§ Exercise description
Copy the listing below line for line, with no changes.

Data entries
====================

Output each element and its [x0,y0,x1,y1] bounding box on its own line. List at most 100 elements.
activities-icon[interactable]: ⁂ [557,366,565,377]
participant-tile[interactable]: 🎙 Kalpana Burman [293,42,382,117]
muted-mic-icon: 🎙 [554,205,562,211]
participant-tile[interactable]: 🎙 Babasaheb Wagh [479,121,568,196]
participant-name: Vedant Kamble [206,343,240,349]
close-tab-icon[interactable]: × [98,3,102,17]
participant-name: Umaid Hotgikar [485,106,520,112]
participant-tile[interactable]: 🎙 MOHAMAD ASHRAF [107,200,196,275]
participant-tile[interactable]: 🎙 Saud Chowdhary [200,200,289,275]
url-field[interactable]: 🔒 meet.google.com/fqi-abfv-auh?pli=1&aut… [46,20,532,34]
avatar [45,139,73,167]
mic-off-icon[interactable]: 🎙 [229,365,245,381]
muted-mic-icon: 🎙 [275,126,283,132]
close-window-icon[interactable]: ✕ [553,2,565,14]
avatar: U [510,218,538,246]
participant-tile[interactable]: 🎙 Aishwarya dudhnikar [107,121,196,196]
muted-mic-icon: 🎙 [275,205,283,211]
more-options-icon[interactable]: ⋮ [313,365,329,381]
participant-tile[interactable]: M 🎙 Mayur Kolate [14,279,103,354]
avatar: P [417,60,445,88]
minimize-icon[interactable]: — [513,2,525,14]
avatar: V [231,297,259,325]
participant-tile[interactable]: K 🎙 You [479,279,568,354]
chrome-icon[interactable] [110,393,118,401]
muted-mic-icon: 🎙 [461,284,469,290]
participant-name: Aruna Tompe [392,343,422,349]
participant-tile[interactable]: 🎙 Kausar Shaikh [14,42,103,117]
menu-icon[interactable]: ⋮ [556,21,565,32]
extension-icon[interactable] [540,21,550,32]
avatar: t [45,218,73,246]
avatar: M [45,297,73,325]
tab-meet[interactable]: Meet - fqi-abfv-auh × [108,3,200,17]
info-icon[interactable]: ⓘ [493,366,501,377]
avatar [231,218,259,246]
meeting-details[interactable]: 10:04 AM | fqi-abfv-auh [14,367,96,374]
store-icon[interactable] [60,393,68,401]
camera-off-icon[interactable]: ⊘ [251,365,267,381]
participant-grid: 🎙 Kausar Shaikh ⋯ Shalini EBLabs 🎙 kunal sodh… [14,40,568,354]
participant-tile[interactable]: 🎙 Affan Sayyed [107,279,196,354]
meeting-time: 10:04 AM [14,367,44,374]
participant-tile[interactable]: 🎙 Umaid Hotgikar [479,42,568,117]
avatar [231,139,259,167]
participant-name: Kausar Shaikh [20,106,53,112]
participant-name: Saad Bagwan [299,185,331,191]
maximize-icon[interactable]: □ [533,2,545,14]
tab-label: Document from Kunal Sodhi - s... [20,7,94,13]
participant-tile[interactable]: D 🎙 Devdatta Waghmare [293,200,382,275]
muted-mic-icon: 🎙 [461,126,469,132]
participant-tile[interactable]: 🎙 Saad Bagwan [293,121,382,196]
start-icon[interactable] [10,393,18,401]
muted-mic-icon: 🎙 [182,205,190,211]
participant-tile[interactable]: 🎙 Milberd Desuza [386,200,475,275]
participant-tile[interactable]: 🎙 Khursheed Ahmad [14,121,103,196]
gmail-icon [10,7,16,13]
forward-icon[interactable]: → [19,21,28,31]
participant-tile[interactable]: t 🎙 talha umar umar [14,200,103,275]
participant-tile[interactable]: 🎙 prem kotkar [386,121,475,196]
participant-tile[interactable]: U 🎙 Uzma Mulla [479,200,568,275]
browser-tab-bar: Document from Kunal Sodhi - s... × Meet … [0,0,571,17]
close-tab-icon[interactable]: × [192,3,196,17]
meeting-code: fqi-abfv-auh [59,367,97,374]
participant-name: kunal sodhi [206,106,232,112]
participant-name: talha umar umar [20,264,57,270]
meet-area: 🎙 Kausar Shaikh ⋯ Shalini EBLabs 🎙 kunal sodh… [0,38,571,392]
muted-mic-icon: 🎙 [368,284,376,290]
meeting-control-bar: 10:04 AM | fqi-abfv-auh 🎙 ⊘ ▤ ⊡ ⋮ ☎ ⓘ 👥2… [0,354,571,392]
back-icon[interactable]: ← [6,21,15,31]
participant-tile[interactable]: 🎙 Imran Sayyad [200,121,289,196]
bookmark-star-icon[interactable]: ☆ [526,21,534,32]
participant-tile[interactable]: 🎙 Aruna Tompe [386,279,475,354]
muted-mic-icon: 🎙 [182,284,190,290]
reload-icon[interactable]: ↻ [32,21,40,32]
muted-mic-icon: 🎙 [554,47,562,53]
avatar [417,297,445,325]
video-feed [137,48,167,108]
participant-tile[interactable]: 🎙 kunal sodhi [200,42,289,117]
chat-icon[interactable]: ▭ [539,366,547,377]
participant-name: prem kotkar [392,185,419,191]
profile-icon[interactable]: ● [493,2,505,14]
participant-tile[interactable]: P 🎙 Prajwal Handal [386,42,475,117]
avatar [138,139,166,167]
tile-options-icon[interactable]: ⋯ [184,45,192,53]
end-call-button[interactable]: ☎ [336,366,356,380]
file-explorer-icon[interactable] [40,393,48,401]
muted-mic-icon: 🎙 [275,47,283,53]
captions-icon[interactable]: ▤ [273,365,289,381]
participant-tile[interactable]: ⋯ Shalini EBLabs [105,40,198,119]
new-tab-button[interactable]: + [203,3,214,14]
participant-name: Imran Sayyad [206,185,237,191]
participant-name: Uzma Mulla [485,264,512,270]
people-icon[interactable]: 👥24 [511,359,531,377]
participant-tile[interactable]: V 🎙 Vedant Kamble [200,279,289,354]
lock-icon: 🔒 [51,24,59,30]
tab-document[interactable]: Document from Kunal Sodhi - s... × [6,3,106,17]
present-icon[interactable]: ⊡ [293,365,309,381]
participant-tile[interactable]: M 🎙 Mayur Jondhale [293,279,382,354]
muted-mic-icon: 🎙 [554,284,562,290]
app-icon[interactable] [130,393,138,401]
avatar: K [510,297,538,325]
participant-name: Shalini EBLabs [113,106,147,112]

====================

§ Exercise answer
Output each element and its [x0,y0,x1,y1] bounding box on its own line. List at most 100 elements.
activities-icon[interactable]: ⁂ [557,366,565,377]
participant-tile[interactable]: 🎙 Kalpana Burman [293,42,382,117]
muted-mic-icon: 🎙 [554,205,562,211]
participant-tile[interactable]: 🎙 Babasaheb Wagh [479,121,568,196]
participant-name: Vedant Kamble [206,343,240,349]
close-tab-icon[interactable]: × [98,3,102,17]
participant-name: Umaid Hotgikar [485,106,520,112]
participant-tile[interactable]: 🎙 MOHAMAD ASHRAF [107,200,196,275]
participant-tile[interactable]: 🎙 Saud Chowdhary [200,200,289,275]
url-field[interactable]: 🔒 meet.google.com/fqi-abfv-auh?pli=1&aut… [46,20,532,34]
avatar [45,139,73,167]
mic-off-icon[interactable]: 🎙 [229,365,245,381]
muted-mic-icon: 🎙 [275,126,283,132]
close-window-icon[interactable]: ✕ [553,2,565,14]
avatar: U [510,218,538,246]
participant-tile[interactable]: 🎙 Aishwarya dudhnikar [107,121,196,196]
muted-mic-icon: 🎙 [275,205,283,211]
more-options-icon[interactable]: ⋮ [313,365,329,381]
participant-tile[interactable]: M 🎙 Mayur Kolate [14,279,103,354]
avatar: P [417,60,445,88]
minimize-icon[interactable]: — [513,2,525,14]
avatar: V [231,297,259,325]
participant-tile[interactable]: K 🎙 You [479,279,568,354]
chrome-icon[interactable] [110,393,118,401]
muted-mic-icon: 🎙 [461,284,469,290]
participant-name: Aruna Tompe [392,343,422,349]
participant-tile[interactable]: 🎙 Kausar Shaikh [14,42,103,117]
menu-icon[interactable]: ⋮ [556,21,565,32]
extension-icon[interactable] [540,21,550,32]
avatar: t [45,218,73,246]
avatar: M [45,297,73,325]
tab-meet[interactable]: Meet - fqi-abfv-auh × [108,3,200,17]
info-icon[interactable]: ⓘ [493,366,501,377]
avatar [231,218,259,246]
meeting-details[interactable]: 10:04 AM | fqi-abfv-auh [14,367,96,374]
store-icon[interactable] [60,393,68,401]
camera-off-icon[interactable]: ⊘ [251,365,267,381]
participant-grid: 🎙 Kausar Shaikh ⋯ Shalini EBLabs 🎙 kunal sodh… [14,40,568,354]
participant-tile[interactable]: 🎙 Affan Sayyed [107,279,196,354]
meeting-time: 10:04 AM [14,367,44,374]
participant-tile[interactable]: 🎙 Umaid Hotgikar [479,42,568,117]
avatar [231,139,259,167]
participant-name: Kausar Shaikh [20,106,53,112]
participant-name: Saad Bagwan [299,185,331,191]
maximize-icon[interactable]: □ [533,2,545,14]
tab-label: Document from Kunal Sodhi - s... [20,7,94,13]
participant-tile[interactable]: D 🎙 Devdatta Waghmare [293,200,382,275]
muted-mic-icon: 🎙 [461,126,469,132]
participant-tile[interactable]: 🎙 Saad Bagwan [293,121,382,196]
start-icon[interactable] [10,393,18,401]
muted-mic-icon: 🎙 [182,205,190,211]
participant-tile[interactable]: 🎙 Milberd Desuza [386,200,475,275]
participant-tile[interactable]: 🎙 Khursheed Ahmad [14,121,103,196]
gmail-icon [10,7,16,13]
forward-icon[interactable]: → [19,21,28,31]
participant-tile[interactable]: t 🎙 talha umar umar [14,200,103,275]
participant-tile[interactable]: 🎙 prem kotkar [386,121,475,196]
participant-tile[interactable]: U 🎙 Uzma Mulla [479,200,568,275]
browser-tab-bar: Document from Kunal Sodhi - s... × Meet … [0,0,571,17]
close-tab-icon[interactable]: × [192,3,196,17]
meeting-code: fqi-abfv-auh [59,367,97,374]
participant-name: kunal sodhi [206,106,232,112]
participant-name: talha umar umar [20,264,57,270]
meet-area: 🎙 Kausar Shaikh ⋯ Shalini EBLabs 🎙 kunal sodh… [0,38,571,392]
muted-mic-icon: 🎙 [368,284,376,290]
meeting-control-bar: 10:04 AM | fqi-abfv-auh 🎙 ⊘ ▤ ⊡ ⋮ ☎ ⓘ 👥2… [0,354,571,392]
back-icon[interactable]: ← [6,21,15,31]
participant-tile[interactable]: 🎙 Imran Sayyad [200,121,289,196]
bookmark-star-icon[interactable]: ☆ [526,21,534,32]
participant-tile[interactable]: 🎙 Aruna Tompe [386,279,475,354]
muted-mic-icon: 🎙 [182,284,190,290]
reload-icon[interactable]: ↻ [32,21,40,32]
muted-mic-icon: 🎙 [554,47,562,53]
avatar [417,297,445,325]
video-feed [137,48,167,108]
participant-tile[interactable]: 🎙 kunal sodhi [200,42,289,117]
chat-icon[interactable]: ▭ [539,366,547,377]
participant-name: prem kotkar [392,185,419,191]
profile-icon[interactable]: ● [493,2,505,14]
participant-tile[interactable]: P 🎙 Prajwal Handal [386,42,475,117]
avatar [138,139,166,167]
tile-options-icon[interactable]: ⋯ [184,45,192,53]
end-call-button[interactable]: ☎ [336,366,356,380]
file-explorer-icon[interactable] [40,393,48,401]
muted-mic-icon: 🎙 [275,47,283,53]
captions-icon[interactable]: ▤ [273,365,289,381]
participant-tile[interactable]: ⋯ Shalini EBLabs [105,40,198,119]
new-tab-button[interactable]: + [203,3,214,14]
participant-name: Imran Sayyad [206,185,237,191]
participant-name: Uzma Mulla [485,264,512,270]
people-icon[interactable]: 👥24 [511,359,531,377]
participant-tile[interactable]: V 🎙 Vedant Kamble [200,279,289,354]
lock-icon: 🔒 [51,24,59,30]
tab-document[interactable]: Document from Kunal Sodhi - s... × [6,3,106,17]
present-icon[interactable]: ⊡ [293,365,309,381]
participant-tile[interactable]: M 🎙 Mayur Jondhale [293,279,382,354]
muted-mic-icon: 🎙 [554,284,562,290]
app-icon[interactable] [130,393,138,401]
avatar: K [510,297,538,325]
participant-name: Shalini EBLabs [113,106,147,112]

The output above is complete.